| Written instruction |
Scan the records below for lines with the word "Carolina", then state how many you find and nothing else.

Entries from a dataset
============

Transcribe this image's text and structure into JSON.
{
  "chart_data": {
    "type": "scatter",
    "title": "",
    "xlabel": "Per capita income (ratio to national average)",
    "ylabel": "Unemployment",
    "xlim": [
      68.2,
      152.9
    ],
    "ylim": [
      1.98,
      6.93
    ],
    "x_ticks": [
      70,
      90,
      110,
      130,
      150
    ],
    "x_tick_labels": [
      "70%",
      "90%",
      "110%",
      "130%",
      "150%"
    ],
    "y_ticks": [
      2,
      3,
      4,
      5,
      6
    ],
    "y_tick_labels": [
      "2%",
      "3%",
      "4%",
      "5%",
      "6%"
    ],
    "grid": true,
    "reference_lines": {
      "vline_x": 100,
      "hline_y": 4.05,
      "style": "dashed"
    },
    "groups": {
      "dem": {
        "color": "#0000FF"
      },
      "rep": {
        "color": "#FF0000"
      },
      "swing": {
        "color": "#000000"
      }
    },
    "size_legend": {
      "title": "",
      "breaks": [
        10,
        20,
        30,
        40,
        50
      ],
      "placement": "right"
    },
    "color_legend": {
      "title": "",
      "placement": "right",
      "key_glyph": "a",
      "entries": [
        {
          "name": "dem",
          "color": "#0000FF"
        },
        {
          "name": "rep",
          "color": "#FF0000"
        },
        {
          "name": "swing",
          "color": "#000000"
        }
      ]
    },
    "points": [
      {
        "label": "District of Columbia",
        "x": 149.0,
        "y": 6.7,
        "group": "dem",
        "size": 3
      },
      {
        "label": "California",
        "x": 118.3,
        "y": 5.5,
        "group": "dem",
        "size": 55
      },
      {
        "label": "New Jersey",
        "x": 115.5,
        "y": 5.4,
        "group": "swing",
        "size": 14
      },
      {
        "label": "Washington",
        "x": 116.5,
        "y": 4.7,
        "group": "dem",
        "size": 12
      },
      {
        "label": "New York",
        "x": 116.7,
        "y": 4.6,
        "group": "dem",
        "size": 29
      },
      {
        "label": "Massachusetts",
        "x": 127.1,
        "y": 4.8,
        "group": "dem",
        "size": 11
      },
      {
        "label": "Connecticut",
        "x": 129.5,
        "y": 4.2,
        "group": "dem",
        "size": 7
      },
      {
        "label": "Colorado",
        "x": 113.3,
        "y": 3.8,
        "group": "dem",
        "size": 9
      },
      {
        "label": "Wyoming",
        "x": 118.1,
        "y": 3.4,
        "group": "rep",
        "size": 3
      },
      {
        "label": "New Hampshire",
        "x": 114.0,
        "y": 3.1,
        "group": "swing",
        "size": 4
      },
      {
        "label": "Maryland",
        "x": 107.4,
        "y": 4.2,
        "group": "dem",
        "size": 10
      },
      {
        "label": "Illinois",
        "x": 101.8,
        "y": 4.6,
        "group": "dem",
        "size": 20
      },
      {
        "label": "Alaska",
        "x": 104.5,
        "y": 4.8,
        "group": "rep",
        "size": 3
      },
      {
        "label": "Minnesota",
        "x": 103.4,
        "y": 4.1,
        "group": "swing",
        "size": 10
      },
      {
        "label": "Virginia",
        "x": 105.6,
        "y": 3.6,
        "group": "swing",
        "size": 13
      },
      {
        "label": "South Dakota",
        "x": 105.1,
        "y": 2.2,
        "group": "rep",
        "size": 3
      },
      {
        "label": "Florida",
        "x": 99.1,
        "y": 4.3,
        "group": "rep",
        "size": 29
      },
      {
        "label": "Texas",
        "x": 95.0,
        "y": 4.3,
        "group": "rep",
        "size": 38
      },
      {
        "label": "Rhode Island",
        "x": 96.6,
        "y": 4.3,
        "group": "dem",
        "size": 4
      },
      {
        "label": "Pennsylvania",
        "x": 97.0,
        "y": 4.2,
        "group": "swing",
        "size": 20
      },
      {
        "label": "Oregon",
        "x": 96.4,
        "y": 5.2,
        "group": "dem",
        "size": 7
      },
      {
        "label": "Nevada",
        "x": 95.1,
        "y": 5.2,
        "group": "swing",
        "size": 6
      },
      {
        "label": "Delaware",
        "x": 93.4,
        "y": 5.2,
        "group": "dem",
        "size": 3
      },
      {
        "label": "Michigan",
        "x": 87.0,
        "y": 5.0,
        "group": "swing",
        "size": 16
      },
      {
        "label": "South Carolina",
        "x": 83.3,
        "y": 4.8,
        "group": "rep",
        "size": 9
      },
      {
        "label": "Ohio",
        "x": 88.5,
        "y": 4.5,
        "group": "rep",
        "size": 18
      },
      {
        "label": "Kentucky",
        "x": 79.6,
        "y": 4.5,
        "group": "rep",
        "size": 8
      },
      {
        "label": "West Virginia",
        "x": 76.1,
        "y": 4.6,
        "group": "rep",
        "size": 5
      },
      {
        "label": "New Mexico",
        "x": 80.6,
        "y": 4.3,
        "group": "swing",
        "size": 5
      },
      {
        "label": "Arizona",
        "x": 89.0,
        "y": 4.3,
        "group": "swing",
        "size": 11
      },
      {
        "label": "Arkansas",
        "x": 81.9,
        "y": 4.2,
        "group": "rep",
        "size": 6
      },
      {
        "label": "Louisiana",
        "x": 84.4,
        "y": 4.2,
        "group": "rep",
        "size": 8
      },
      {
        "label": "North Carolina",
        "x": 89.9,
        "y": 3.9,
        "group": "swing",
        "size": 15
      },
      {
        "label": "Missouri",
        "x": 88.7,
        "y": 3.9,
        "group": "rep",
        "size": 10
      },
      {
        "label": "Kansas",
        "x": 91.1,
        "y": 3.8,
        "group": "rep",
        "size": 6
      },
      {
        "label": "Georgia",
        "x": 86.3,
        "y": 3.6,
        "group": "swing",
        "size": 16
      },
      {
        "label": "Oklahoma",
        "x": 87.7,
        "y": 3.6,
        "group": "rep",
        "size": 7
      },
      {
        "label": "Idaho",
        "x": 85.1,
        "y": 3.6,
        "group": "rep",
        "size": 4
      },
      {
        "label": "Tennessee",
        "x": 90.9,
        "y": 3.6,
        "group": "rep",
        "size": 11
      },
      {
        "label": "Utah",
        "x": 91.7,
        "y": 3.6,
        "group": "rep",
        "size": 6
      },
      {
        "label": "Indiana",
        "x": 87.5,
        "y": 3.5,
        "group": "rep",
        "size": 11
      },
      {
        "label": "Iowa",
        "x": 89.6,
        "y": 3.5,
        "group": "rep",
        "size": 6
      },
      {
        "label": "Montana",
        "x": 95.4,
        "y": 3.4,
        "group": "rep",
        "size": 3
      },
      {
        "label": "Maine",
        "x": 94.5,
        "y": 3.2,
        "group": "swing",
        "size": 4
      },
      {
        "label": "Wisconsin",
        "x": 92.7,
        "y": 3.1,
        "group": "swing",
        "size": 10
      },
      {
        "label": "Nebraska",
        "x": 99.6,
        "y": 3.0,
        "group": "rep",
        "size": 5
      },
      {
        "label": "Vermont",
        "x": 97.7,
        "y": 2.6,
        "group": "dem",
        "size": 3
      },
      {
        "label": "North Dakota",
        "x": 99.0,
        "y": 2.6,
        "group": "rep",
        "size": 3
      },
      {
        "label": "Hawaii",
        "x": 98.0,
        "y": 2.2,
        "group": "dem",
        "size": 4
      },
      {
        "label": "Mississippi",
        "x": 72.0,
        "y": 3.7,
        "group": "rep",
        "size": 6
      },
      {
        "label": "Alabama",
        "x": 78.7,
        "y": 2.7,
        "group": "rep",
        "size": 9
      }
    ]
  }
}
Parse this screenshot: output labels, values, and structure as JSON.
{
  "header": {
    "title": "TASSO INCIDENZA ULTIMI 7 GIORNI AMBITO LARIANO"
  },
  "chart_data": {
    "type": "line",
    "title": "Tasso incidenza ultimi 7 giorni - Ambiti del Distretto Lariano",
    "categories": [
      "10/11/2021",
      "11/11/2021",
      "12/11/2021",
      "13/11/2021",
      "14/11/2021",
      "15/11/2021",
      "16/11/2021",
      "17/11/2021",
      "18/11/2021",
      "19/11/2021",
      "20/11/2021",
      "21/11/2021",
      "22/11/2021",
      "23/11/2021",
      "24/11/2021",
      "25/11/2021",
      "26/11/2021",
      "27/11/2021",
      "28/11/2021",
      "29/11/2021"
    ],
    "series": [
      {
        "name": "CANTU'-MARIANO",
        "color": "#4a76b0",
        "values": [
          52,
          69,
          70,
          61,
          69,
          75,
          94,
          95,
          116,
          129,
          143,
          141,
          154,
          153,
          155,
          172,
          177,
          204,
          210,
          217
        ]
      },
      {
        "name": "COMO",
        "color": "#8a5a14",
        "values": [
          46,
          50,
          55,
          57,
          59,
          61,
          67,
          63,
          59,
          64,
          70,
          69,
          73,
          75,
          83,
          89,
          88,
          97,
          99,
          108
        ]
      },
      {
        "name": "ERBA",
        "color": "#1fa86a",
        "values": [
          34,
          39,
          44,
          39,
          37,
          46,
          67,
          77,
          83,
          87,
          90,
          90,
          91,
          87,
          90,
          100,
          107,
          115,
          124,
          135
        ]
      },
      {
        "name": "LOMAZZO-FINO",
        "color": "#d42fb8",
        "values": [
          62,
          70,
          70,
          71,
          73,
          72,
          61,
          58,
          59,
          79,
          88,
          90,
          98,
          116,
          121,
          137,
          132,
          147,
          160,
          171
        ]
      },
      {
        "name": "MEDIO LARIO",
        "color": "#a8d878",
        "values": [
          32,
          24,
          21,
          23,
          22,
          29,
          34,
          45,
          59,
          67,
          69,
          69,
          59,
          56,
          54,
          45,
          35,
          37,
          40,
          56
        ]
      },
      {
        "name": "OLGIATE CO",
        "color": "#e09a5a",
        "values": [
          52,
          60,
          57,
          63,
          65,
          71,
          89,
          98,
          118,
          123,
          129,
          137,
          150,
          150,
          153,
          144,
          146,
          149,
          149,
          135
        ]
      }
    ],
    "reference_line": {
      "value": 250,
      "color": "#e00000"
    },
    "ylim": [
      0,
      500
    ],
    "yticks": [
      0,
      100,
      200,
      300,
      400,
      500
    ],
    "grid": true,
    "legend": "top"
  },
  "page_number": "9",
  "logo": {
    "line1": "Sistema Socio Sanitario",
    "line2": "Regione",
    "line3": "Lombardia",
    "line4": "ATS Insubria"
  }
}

============

| Written response |
2